Stored data entries
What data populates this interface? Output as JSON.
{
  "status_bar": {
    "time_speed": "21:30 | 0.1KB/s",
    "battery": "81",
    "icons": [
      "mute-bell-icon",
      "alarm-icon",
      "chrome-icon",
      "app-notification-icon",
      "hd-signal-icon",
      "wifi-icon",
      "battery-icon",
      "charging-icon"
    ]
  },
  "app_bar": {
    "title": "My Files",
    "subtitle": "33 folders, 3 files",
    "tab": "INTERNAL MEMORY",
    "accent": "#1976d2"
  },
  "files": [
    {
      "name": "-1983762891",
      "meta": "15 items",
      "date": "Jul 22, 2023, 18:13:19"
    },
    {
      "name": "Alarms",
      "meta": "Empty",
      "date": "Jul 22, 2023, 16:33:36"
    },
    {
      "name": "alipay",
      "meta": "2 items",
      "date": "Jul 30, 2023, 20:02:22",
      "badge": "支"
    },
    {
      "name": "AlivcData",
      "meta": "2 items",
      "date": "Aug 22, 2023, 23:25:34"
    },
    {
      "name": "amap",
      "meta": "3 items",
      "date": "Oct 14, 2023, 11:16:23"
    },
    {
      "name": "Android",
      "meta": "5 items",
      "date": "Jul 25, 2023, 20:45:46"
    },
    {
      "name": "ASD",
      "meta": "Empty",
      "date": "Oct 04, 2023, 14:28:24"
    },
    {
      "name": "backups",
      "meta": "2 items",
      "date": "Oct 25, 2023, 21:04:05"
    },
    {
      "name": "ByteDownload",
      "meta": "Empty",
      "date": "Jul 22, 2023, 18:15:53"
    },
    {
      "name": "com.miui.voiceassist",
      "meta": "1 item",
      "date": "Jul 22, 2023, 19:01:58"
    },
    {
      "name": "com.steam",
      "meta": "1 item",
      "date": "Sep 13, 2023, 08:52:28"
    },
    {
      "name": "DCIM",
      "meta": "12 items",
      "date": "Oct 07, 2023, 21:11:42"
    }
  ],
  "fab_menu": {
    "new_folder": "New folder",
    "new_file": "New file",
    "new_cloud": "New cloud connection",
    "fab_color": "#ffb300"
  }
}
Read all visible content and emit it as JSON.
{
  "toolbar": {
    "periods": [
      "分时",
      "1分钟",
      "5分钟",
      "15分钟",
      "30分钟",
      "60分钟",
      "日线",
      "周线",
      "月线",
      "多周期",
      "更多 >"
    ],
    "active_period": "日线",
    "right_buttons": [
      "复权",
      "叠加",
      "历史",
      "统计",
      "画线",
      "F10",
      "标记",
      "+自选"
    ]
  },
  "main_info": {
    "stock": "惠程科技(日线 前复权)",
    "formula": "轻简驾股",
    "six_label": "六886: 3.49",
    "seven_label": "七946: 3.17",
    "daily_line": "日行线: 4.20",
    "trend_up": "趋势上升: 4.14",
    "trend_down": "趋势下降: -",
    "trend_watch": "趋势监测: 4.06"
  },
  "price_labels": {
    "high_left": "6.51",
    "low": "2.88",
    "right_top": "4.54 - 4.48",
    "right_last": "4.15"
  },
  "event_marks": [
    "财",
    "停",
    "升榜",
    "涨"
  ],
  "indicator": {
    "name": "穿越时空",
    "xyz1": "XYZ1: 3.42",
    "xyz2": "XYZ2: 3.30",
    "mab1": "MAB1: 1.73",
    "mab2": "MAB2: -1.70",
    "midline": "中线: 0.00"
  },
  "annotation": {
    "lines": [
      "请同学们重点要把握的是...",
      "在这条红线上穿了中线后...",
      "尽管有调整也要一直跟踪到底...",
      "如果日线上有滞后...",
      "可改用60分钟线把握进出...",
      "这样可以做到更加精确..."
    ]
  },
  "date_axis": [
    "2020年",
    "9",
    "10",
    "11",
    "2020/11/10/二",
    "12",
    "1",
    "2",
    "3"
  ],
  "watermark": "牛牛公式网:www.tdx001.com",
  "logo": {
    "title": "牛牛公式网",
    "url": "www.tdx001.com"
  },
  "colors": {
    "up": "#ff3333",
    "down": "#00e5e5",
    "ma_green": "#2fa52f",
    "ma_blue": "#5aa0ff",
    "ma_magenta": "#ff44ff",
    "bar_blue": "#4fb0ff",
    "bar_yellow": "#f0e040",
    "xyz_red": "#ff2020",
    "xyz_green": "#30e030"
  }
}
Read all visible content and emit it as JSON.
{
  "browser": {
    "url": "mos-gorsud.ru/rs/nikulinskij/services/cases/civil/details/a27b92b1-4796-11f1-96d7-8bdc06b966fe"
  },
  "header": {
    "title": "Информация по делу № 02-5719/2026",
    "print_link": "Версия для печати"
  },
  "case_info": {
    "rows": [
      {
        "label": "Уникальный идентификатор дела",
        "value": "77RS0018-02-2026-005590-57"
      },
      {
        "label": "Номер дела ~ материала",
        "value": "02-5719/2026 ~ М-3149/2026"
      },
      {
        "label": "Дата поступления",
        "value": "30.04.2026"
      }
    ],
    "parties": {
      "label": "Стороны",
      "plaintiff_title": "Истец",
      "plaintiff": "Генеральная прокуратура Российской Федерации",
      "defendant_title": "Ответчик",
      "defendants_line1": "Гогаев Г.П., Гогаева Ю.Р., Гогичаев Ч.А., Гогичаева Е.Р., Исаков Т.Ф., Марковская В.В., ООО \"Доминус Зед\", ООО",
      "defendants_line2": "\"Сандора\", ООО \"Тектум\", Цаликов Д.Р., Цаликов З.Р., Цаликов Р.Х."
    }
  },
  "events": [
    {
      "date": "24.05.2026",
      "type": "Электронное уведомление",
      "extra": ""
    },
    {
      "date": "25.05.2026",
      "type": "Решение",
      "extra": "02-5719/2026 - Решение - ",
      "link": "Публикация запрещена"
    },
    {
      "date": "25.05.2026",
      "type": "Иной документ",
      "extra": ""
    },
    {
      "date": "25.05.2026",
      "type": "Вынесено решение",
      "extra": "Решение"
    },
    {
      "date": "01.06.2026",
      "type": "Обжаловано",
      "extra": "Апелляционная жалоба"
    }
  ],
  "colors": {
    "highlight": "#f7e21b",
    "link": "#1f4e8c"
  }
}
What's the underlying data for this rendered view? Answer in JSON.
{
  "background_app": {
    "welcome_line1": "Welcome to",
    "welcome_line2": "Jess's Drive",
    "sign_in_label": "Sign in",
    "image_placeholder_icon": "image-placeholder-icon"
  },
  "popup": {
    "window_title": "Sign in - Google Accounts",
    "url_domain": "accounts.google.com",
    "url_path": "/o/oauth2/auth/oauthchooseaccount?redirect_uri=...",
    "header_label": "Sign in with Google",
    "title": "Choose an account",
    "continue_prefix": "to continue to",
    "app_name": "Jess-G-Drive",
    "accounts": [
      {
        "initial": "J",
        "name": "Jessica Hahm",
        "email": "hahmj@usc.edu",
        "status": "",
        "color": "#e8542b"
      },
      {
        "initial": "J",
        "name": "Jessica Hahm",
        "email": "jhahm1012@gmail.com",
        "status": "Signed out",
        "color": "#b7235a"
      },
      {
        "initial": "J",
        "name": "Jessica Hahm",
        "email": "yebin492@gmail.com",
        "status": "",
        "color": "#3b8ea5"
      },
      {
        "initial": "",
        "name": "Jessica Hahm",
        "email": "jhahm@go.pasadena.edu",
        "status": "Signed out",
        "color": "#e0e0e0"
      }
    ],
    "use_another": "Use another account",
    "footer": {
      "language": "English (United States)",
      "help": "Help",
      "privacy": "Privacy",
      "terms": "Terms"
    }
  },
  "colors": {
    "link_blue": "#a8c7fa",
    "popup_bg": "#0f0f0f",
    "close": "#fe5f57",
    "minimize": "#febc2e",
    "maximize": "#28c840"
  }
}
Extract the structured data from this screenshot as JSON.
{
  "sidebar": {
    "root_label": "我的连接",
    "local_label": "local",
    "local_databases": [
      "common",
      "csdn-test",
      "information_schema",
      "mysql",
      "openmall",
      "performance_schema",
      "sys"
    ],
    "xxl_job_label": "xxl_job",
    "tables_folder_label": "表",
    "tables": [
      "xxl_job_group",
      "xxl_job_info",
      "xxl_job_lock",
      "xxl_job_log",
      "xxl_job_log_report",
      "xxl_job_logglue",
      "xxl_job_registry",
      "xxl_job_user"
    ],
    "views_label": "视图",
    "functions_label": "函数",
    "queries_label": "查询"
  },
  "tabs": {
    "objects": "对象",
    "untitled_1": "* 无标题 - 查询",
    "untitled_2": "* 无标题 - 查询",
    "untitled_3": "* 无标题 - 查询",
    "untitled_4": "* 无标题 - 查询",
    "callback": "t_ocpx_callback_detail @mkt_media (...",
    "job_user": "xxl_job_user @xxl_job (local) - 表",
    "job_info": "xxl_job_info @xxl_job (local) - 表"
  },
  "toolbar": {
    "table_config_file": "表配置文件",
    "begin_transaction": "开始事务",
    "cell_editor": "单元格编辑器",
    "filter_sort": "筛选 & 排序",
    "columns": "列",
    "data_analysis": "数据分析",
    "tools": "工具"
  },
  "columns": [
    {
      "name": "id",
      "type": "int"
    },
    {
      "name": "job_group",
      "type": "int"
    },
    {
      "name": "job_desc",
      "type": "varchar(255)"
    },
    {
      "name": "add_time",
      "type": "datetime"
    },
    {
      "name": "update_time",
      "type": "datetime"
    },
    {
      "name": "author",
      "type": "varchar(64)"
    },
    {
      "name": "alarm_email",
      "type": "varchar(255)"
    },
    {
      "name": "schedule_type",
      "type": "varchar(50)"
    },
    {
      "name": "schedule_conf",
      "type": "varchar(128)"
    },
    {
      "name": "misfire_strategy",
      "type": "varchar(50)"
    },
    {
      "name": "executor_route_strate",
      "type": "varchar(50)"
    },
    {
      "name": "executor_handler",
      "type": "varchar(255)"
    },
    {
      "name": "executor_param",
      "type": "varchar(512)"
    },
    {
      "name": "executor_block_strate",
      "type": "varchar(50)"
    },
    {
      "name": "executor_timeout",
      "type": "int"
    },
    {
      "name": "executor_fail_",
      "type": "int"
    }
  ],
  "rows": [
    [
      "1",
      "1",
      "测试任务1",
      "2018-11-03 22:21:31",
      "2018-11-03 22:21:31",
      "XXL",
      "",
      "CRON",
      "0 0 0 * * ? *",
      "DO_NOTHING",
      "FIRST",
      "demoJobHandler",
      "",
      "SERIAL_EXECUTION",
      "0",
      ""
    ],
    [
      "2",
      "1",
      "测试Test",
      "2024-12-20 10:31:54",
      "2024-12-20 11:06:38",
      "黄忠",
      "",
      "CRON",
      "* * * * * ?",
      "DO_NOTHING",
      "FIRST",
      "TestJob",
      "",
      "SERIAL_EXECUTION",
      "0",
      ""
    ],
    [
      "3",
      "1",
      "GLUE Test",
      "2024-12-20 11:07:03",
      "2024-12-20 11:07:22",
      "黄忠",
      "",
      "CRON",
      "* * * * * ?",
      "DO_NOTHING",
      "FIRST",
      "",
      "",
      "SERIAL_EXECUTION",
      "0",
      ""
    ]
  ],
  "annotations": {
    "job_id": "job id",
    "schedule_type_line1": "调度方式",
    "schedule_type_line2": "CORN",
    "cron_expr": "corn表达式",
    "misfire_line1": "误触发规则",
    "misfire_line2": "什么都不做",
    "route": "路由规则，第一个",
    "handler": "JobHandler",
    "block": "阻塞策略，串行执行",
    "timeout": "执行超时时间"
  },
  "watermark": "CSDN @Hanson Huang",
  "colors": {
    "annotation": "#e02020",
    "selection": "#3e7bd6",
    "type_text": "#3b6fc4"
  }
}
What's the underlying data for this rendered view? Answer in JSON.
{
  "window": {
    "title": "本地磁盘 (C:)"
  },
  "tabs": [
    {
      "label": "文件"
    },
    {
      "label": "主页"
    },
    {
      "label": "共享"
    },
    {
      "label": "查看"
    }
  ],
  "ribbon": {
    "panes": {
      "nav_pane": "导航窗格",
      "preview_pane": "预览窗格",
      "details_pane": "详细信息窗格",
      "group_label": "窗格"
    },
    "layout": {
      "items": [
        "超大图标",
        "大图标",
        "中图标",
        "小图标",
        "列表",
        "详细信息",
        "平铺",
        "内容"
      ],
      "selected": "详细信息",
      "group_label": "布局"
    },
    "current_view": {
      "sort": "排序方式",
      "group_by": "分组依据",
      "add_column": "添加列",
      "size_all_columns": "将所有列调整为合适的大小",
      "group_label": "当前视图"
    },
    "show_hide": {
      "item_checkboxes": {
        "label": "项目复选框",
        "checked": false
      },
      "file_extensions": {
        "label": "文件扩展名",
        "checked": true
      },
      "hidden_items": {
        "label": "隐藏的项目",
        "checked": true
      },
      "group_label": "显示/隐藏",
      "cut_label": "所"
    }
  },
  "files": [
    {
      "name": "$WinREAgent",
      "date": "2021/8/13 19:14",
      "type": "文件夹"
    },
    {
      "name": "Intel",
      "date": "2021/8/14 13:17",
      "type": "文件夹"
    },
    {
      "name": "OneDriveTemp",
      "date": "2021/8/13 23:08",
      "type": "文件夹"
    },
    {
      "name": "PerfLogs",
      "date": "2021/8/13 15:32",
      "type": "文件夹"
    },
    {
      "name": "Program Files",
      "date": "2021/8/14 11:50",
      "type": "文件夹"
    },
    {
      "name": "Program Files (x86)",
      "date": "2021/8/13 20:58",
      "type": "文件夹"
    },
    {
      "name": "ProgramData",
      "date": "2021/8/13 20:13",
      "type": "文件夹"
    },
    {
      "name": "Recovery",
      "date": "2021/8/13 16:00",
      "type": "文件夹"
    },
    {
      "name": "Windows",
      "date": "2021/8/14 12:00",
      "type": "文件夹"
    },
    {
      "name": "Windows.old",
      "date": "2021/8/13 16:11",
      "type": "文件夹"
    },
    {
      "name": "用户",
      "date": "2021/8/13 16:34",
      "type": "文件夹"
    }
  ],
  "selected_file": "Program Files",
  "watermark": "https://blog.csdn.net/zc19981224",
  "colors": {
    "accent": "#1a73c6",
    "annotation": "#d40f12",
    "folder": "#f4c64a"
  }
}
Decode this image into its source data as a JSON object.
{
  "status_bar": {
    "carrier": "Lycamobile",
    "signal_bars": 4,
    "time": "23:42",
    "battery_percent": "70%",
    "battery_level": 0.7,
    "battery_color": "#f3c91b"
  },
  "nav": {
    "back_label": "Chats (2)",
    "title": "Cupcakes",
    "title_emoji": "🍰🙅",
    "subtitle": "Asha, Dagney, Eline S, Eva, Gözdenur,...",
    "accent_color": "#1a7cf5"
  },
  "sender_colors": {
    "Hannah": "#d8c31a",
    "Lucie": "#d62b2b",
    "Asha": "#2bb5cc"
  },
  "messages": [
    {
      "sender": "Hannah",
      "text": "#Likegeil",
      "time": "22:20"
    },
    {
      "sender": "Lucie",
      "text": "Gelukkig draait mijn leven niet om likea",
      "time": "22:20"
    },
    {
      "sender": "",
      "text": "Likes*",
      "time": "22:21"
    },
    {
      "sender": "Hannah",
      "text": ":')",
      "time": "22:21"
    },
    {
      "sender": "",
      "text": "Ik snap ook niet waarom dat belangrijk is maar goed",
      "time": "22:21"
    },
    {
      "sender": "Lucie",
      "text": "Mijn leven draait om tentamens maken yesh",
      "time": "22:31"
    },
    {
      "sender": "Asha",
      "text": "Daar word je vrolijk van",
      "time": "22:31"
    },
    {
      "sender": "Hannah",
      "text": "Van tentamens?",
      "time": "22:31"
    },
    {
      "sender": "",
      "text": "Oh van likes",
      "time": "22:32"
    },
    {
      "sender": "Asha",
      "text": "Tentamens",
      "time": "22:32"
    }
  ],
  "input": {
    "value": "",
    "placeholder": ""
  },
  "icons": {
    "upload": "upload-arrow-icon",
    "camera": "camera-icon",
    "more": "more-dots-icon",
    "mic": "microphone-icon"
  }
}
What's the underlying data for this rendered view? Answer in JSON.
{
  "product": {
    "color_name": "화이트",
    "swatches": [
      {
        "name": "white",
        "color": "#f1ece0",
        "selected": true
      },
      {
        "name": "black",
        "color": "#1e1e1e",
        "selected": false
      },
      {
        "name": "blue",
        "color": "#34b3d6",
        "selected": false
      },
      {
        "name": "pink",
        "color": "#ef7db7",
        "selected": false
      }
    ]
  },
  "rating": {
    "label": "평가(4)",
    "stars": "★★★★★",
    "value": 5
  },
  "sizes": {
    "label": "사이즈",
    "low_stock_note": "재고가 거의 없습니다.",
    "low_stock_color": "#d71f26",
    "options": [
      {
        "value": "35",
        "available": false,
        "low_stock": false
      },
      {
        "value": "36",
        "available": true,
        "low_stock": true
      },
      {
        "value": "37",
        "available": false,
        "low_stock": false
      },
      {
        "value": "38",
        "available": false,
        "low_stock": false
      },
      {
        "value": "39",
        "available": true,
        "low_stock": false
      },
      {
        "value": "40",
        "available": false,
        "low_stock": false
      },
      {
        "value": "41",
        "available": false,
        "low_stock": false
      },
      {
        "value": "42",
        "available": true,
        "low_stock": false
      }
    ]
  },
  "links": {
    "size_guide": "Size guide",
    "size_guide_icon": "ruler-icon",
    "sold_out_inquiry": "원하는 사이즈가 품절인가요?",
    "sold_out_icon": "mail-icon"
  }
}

**WHAT IS ASKED:**
Identify all lines where the word "placeholder" shows up. Copy them.

**EXERCISE ANSWER:**
    "image_placeholder_icon": "image-placeholder-icon"
    "placeholder": ""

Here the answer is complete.